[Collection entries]

☆ ☆ ☆

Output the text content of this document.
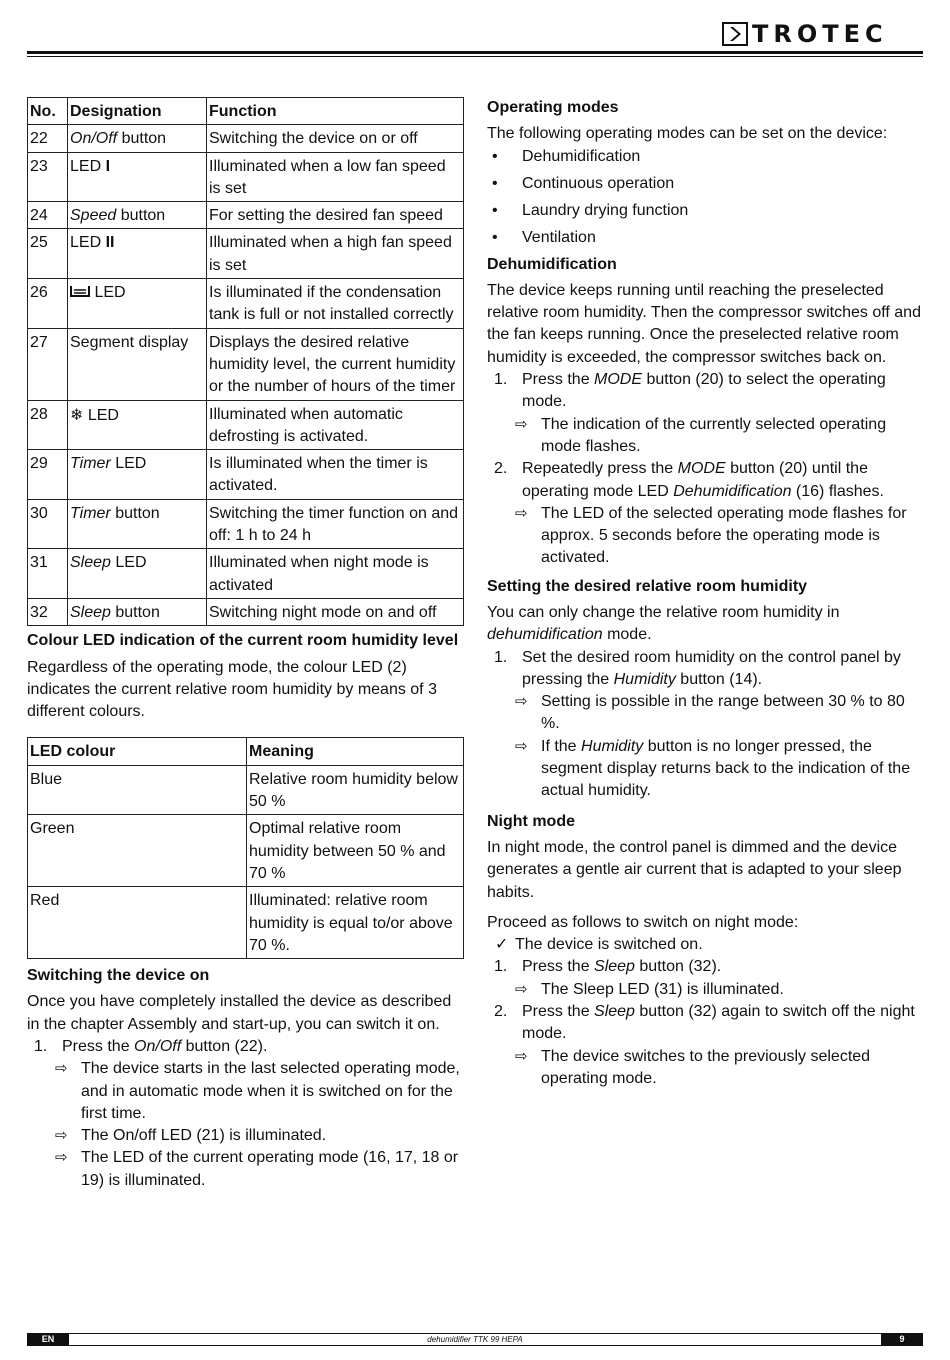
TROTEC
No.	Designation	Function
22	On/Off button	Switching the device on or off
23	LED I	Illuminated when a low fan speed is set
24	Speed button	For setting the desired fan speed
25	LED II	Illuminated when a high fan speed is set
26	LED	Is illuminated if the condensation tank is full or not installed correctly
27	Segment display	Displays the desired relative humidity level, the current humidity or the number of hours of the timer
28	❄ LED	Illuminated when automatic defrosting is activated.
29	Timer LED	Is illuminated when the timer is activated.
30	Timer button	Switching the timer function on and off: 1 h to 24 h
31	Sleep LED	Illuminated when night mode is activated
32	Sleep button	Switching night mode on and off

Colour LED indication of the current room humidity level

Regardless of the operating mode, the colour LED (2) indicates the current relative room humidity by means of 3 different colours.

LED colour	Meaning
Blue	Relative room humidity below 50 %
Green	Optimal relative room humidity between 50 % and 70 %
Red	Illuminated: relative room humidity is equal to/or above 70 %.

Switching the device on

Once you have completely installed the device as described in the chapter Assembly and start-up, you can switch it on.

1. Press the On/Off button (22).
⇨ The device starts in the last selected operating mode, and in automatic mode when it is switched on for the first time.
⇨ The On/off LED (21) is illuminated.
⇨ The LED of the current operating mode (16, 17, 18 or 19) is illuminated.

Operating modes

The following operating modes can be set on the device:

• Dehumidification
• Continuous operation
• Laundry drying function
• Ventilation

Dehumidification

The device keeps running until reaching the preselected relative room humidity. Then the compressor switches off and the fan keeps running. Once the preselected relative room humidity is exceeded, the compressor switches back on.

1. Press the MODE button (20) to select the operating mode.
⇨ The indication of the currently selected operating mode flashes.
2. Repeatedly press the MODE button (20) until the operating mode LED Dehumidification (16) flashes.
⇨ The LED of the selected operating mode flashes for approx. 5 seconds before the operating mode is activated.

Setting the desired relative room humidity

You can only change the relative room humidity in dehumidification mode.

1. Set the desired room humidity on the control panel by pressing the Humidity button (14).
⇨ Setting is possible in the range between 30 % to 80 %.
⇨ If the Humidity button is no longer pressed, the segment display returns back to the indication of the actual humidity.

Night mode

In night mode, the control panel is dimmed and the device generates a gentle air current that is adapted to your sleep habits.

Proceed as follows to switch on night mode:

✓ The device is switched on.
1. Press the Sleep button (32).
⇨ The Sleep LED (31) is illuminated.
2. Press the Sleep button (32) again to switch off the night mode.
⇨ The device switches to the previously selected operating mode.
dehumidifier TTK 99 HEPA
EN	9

☆ ☆ ☆

▸ **Task objective**:
Which lines of the data above contain "Switching"? Copy each one.

▸ **Full answer**:
22	On/Off button	Switching the device on or off
30	Timer button	Switching the timer function on and off: 1 h to 24 h
32	Sleep button	Switching night mode on and off
Switching the device on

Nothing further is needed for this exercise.